*Set exercise*
Copy everything in the listing below word for word, apart from any images.
* * * * *
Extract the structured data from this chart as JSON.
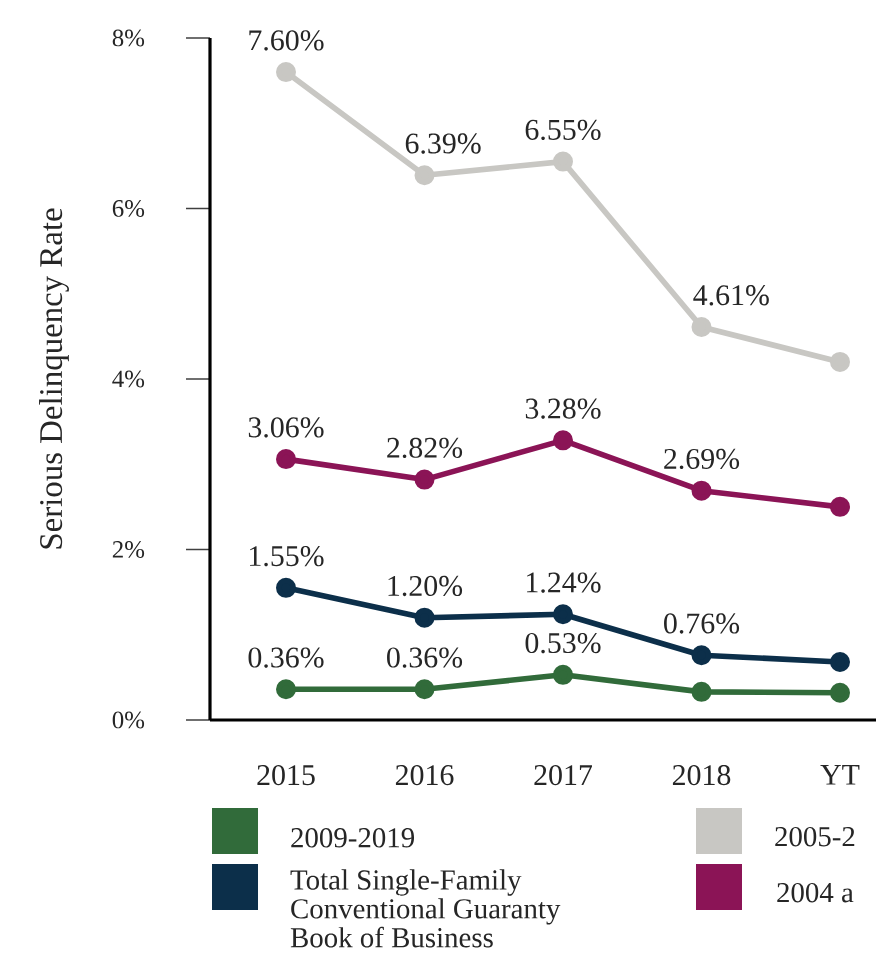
{
  "chart_data": {
    "type": "line",
    "ylabel": "Serious Delinquency Rate",
    "categories": [
      "2015",
      "2016",
      "2017",
      "2018",
      "YT"
    ],
    "ylim": [
      0,
      8
    ],
    "yticks": [
      {
        "value": 0,
        "label": "0%"
      },
      {
        "value": 2,
        "label": "2%"
      },
      {
        "value": 4,
        "label": "4%"
      },
      {
        "value": 6,
        "label": "6%"
      },
      {
        "value": 8,
        "label": "8%"
      }
    ],
    "grid": false,
    "legend": "bottom",
    "marker": "circle",
    "line_style": "solid",
    "series": [
      {
        "name": "2009-2019",
        "color": "#316b3a",
        "values": [
          0.36,
          0.36,
          0.53,
          0.33,
          0.32
        ],
        "value_labels": [
          "0.36%",
          "0.36%",
          "0.53%",
          null,
          null
        ]
      },
      {
        "name": "2005-2",
        "color": "#c8c7c3",
        "values": [
          7.6,
          6.39,
          6.55,
          4.61,
          4.2
        ],
        "value_labels": [
          "7.60%",
          "6.39%",
          "6.55%",
          "4.61%",
          null
        ]
      },
      {
        "name": "Total Single-Family Conventional Guaranty Book of Business",
        "color": "#0c2f4a",
        "values": [
          1.55,
          1.2,
          1.24,
          0.76,
          0.68
        ],
        "value_labels": [
          "1.55%",
          "1.20%",
          "1.24%",
          "0.76%",
          null
        ]
      },
      {
        "name": "2004 a",
        "color": "#8b1456",
        "values": [
          3.06,
          2.82,
          3.28,
          2.69,
          2.5
        ],
        "value_labels": [
          "3.06%",
          "2.82%",
          "3.28%",
          "2.69%",
          null
        ]
      }
    ]
  }
}
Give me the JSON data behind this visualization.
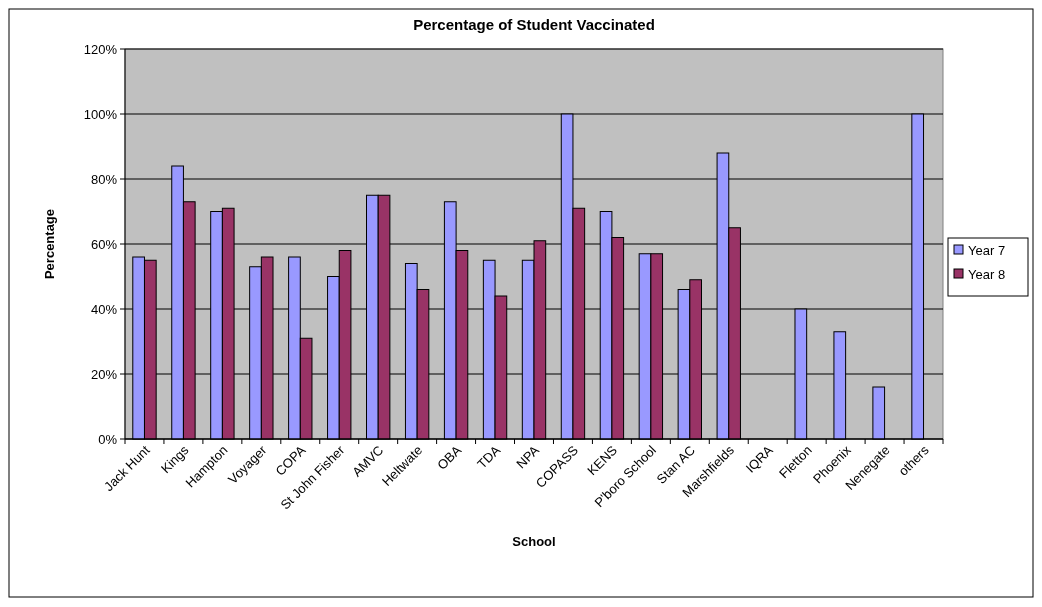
{
  "chart_data": {
    "type": "bar",
    "title": "Percentage of Student Vaccinated",
    "xlabel": "School",
    "ylabel": "Percentage",
    "categories": [
      "Jack Hunt",
      "Kings",
      "Hampton",
      "Voyager",
      "COPA",
      "St John Fisher",
      "AMVC",
      "Heltwate",
      "OBA",
      "TDA",
      "NPA",
      "COPASS",
      "KENS",
      "P'boro School",
      "Stan AC",
      "Marshfields",
      "IQRA",
      "Fletton",
      "Phoenix",
      "Nenegate",
      "others"
    ],
    "series": [
      {
        "name": "Year 7",
        "color": "#9999ff",
        "values": [
          56,
          84,
          70,
          53,
          56,
          50,
          75,
          54,
          73,
          55,
          55,
          100,
          70,
          57,
          46,
          88,
          null,
          40,
          33,
          16,
          100
        ]
      },
      {
        "name": "Year 8",
        "color": "#993366",
        "values": [
          55,
          73,
          71,
          56,
          31,
          58,
          75,
          46,
          58,
          44,
          61,
          71,
          62,
          57,
          49,
          65,
          null,
          null,
          null,
          null,
          null
        ]
      }
    ],
    "ylim": [
      0,
      120
    ],
    "yticks": [
      {
        "value": 0,
        "label": "0%"
      },
      {
        "value": 20,
        "label": "20%"
      },
      {
        "value": 40,
        "label": "40%"
      },
      {
        "value": 60,
        "label": "60%"
      },
      {
        "value": 80,
        "label": "80%"
      },
      {
        "value": 100,
        "label": "100%"
      },
      {
        "value": 120,
        "label": "120%"
      }
    ],
    "grid": "y",
    "legend": "right"
  }
}
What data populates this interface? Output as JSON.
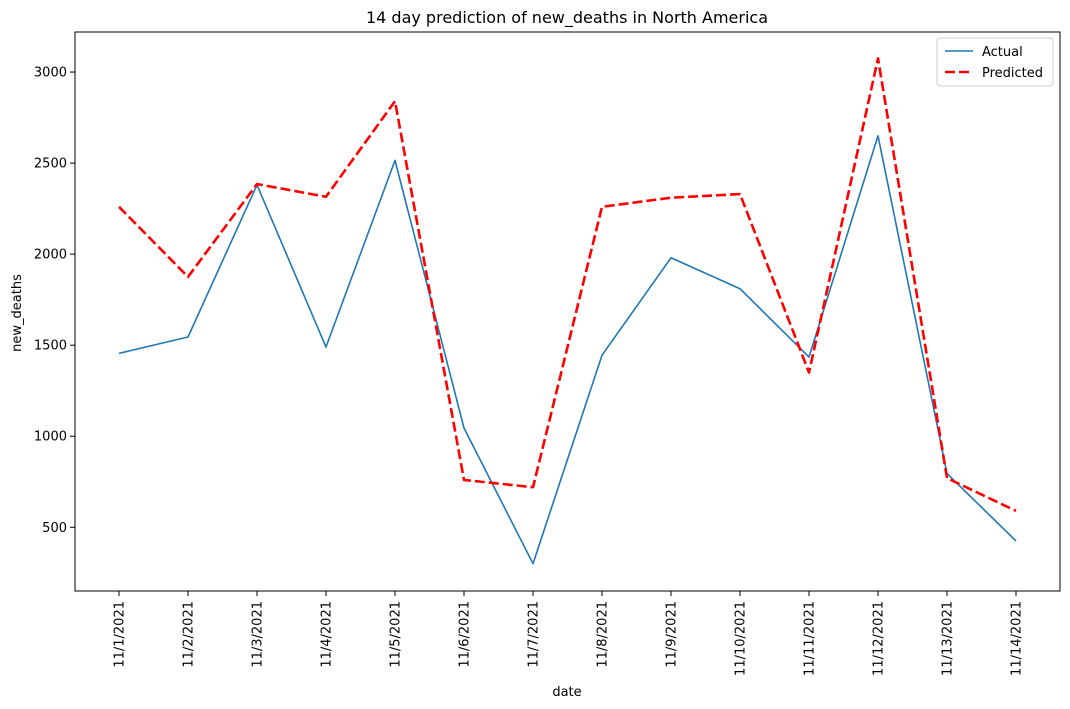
{
  "chart_data": {
    "type": "line",
    "title": "14 day prediction of new_deaths in North America",
    "xlabel": "date",
    "ylabel": "new_deaths",
    "categories": [
      "11/1/2021",
      "11/2/2021",
      "11/3/2021",
      "11/4/2021",
      "11/5/2021",
      "11/6/2021",
      "11/7/2021",
      "11/8/2021",
      "11/9/2021",
      "11/10/2021",
      "11/11/2021",
      "11/12/2021",
      "11/13/2021",
      "11/14/2021"
    ],
    "ylim": [
      150,
      3220
    ],
    "yticks": [
      500,
      1000,
      1500,
      2000,
      2500,
      3000
    ],
    "ytick_labels": [
      "500",
      "1000",
      "1500",
      "2000",
      "2500",
      "3000"
    ],
    "grid": false,
    "legend_position": "top-right",
    "series": [
      {
        "name": "Actual",
        "color": "#1f77b4",
        "style": "solid",
        "values": [
          1455,
          1545,
          2380,
          1490,
          2515,
          1045,
          300,
          1445,
          1980,
          1810,
          1435,
          2650,
          795,
          425
        ]
      },
      {
        "name": "Predicted",
        "color": "#ff0000",
        "style": "dashed",
        "values": [
          2260,
          1875,
          2385,
          2315,
          2840,
          760,
          720,
          2260,
          2310,
          2330,
          1350,
          3075,
          770,
          590
        ]
      }
    ]
  }
}
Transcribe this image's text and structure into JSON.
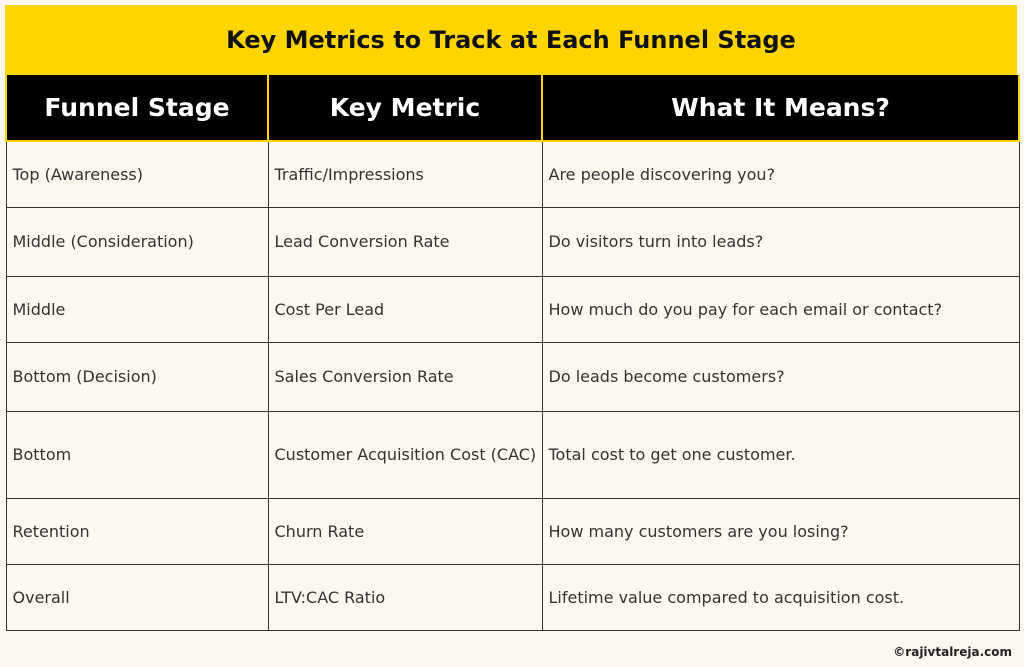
{
  "title": "Key Metrics to Track at Each Funnel Stage",
  "table": {
    "headers": [
      "Funnel Stage",
      "Key Metric",
      "What It Means?"
    ],
    "rows": [
      [
        "Top (Awareness)",
        "Traffic/Impressions",
        "Are people discovering you?"
      ],
      [
        "Middle (Consideration)",
        "Lead Conversion Rate",
        "Do visitors turn into leads?"
      ],
      [
        "Middle",
        "Cost Per Lead",
        "How much do you pay for each email or contact?"
      ],
      [
        "Bottom (Decision)",
        "Sales Conversion Rate",
        "Do leads become customers?"
      ],
      [
        "Bottom",
        "Customer Acquisition Cost (CAC)",
        "Total cost to get one customer."
      ],
      [
        "Retention",
        "Churn Rate",
        "How many customers are you losing?"
      ],
      [
        "Overall",
        "LTV:CAC Ratio",
        "Lifetime value compared to acquisition cost."
      ]
    ]
  },
  "footer": {
    "copyright": "©rajivtalreja.com"
  },
  "colors": {
    "accent": "#ffd500",
    "header_bg": "#000000",
    "page_bg": "#fdf8ef"
  }
}
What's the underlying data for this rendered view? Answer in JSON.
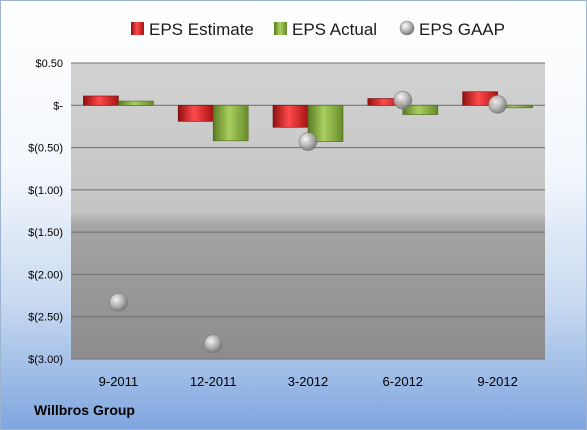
* * * * *
*Exercise response*
Extract the structured data from this chart as JSON.
{
  "chart_data": {
    "type": "line",
    "ylabel": "Serious Delinquency Rate",
    "categories": [
      "2015",
      "2016",
      "2017",
      "2018",
      "YT"
    ],
    "ylim": [
      0,
      8
    ],
    "yticks": [
      {
        "value": 0,
        "label": "0%"
      },
      {
        "value": 2,
        "label": "2%"
      },
      {
        "value": 4,
        "label": "4%"
      },
      {
        "value": 6,
        "label": "6%"
      },
      {
        "value": 8,
        "label": "8%"
      }
    ],
    "grid": false,
    "legend": "bottom",
    "marker": "circle",
    "line_style": "solid",
    "series": [
      {
        "name": "2009-2019",
        "color": "#316b3a",
        "values": [
          0.36,
          0.36,
          0.53,
          0.33,
          0.32
        ],
        "value_labels": [
          "0.36%",
          "0.36%",
          "0.53%",
          null,
          null
        ]
      },
      {
        "name": "2005-2",
        "color": "#c8c7c3",
        "values": [
          7.6,
          6.39,
          6.55,
          4.61,
          4.2
        ],
        "value_labels": [
          "7.60%",
          "6.39%",
          "6.55%",
          "4.61%",
          null
        ]
      },
      {
        "name": "Total Single-Family Conventional Guaranty Book of Business",
        "color": "#0c2f4a",
        "values": [
          1.55,
          1.2,
          1.24,
          0.76,
          0.68
        ],
        "value_labels": [
          "1.55%",
          "1.20%",
          "1.24%",
          "0.76%",
          null
        ]
      },
      {
        "name": "2004 a",
        "color": "#8b1456",
        "values": [
          3.06,
          2.82,
          3.28,
          2.69,
          2.5
        ],
        "value_labels": [
          "3.06%",
          "2.82%",
          "3.28%",
          "2.69%",
          null
        ]
      }
    ]
  }
}
Give me the JSON data behind this visualization.
{
  "chart_data": {
    "type": "bar",
    "title": "Percentage of Student Vaccinated",
    "xlabel": "School",
    "ylabel": "Percentage",
    "categories": [
      "Jack Hunt",
      "Kings",
      "Hampton",
      "Voyager",
      "COPA",
      "St John Fisher",
      "AMVC",
      "Heltwate",
      "OBA",
      "TDA",
      "NPA",
      "COPASS",
      "KENS",
      "P'boro School",
      "Stan AC",
      "Marshfields",
      "IQRA",
      "Fletton",
      "Phoenix",
      "Nenegate",
      "others"
    ],
    "series": [
      {
        "name": "Year 7",
        "color": "#9999ff",
        "values": [
          56,
          84,
          70,
          53,
          56,
          50,
          75,
          54,
          73,
          55,
          55,
          100,
          70,
          57,
          46,
          88,
          null,
          40,
          33,
          16,
          100
        ]
      },
      {
        "name": "Year 8",
        "color": "#993366",
        "values": [
          55,
          73,
          71,
          56,
          31,
          58,
          75,
          46,
          58,
          44,
          61,
          71,
          62,
          57,
          49,
          65,
          null,
          null,
          null,
          null,
          null
        ]
      }
    ],
    "ylim": [
      0,
      120
    ],
    "yticks": [
      {
        "value": 0,
        "label": "0%"
      },
      {
        "value": 20,
        "label": "20%"
      },
      {
        "value": 40,
        "label": "40%"
      },
      {
        "value": 60,
        "label": "60%"
      },
      {
        "value": 80,
        "label": "80%"
      },
      {
        "value": 100,
        "label": "100%"
      },
      {
        "value": 120,
        "label": "120%"
      }
    ],
    "grid": "y",
    "legend": "right"
  }
}
What data populates this interface? Output as JSON.
{
  "chart_data": {
    "type": "line",
    "title": "14 day prediction of new_deaths in North America",
    "xlabel": "date",
    "ylabel": "new_deaths",
    "categories": [
      "11/1/2021",
      "11/2/2021",
      "11/3/2021",
      "11/4/2021",
      "11/5/2021",
      "11/6/2021",
      "11/7/2021",
      "11/8/2021",
      "11/9/2021",
      "11/10/2021",
      "11/11/2021",
      "11/12/2021",
      "11/13/2021",
      "11/14/2021"
    ],
    "ylim": [
      150,
      3220
    ],
    "yticks": [
      500,
      1000,
      1500,
      2000,
      2500,
      3000
    ],
    "ytick_labels": [
      "500",
      "1000",
      "1500",
      "2000",
      "2500",
      "3000"
    ],
    "grid": false,
    "legend_position": "top-right",
    "series": [
      {
        "name": "Actual",
        "color": "#1f77b4",
        "style": "solid",
        "values": [
          1455,
          1545,
          2380,
          1490,
          2515,
          1045,
          300,
          1445,
          1980,
          1810,
          1435,
          2650,
          795,
          425
        ]
      },
      {
        "name": "Predicted",
        "color": "#ff0000",
        "style": "dashed",
        "values": [
          2260,
          1875,
          2385,
          2315,
          2840,
          760,
          720,
          2260,
          2310,
          2330,
          1350,
          3075,
          770,
          590
        ]
      }
    ]
  }
}
Transcribe this image's text and structure into JSON.
{
  "title": "Key Metrics to Track at Each Funnel Stage",
  "table": {
    "headers": [
      "Funnel Stage",
      "Key Metric",
      "What It Means?"
    ],
    "rows": [
      [
        "Top (Awareness)",
        "Traffic/Impressions",
        "Are people discovering you?"
      ],
      [
        "Middle (Consideration)",
        "Lead Conversion Rate",
        "Do visitors turn into leads?"
      ],
      [
        "Middle",
        "Cost Per Lead",
        "How much do you pay for each email or contact?"
      ],
      [
        "Bottom (Decision)",
        "Sales Conversion Rate",
        "Do leads become customers?"
      ],
      [
        "Bottom",
        "Customer Acquisition Cost (CAC)",
        "Total cost to get one customer."
      ],
      [
        "Retention",
        "Churn Rate",
        "How many customers are you losing?"
      ],
      [
        "Overall",
        "LTV:CAC Ratio",
        "Lifetime value compared to acquisition cost."
      ]
    ]
  },
  "footer": {
    "copyright": "©rajivtalreja.com"
  },
  "colors": {
    "accent": "#ffd500",
    "header_bg": "#000000",
    "page_bg": "#fdf8ef"
  }
}
What's the underlying data for this rendered view? Answer in JSON.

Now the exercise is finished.